***** SUPPLIED MATERIAL *****

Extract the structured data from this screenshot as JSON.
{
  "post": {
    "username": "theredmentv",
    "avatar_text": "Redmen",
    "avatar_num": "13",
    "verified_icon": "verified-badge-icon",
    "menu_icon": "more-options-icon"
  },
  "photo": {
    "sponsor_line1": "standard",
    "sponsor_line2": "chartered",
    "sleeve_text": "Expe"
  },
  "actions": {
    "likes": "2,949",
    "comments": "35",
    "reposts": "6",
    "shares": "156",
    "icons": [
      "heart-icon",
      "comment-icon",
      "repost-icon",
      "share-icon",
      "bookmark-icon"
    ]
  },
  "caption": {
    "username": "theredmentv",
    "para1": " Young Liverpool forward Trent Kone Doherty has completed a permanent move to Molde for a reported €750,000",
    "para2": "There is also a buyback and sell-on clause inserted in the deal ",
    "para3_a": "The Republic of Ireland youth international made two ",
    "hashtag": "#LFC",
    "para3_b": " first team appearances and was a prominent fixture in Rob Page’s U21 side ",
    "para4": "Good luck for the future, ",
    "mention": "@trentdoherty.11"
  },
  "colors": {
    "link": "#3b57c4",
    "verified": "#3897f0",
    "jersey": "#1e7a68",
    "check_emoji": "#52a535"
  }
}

*****

[PROBLEM TO SOLVE] Produce a verbatim transcription of the entries above.

[SOLUTION]
Extract the structured data from this screenshot as JSON.
{
  "post": {
    "username": "theredmentv",
    "avatar_text": "Redmen",
    "avatar_num": "13",
    "verified_icon": "verified-badge-icon",
    "menu_icon": "more-options-icon"
  },
  "photo": {
    "sponsor_line1": "standard",
    "sponsor_line2": "chartered",
    "sleeve_text": "Expe"
  },
  "actions": {
    "likes": "2,949",
    "comments": "35",
    "reposts": "6",
    "shares": "156",
    "icons": [
      "heart-icon",
      "comment-icon",
      "repost-icon",
      "share-icon",
      "bookmark-icon"
    ]
  },
  "caption": {
    "username": "theredmentv",
    "para1": " Young Liverpool forward Trent Kone Doherty has completed a permanent move to Molde for a reported €750,000",
    "para2": "There is also a buyback and sell-on clause inserted in the deal ",
    "para3_a": "The Republic of Ireland youth international made two ",
    "hashtag": "#LFC",
    "para3_b": " first team appearances and was a prominent fixture in Rob Page’s U21 side ",
    "para4": "Good luck for the future, ",
    "mention": "@trentdoherty.11"
  },
  "colors": {
    "link": "#3b57c4",
    "verified": "#3897f0",
    "jersey": "#1e7a68",
    "check_emoji": "#52a535"
  }
}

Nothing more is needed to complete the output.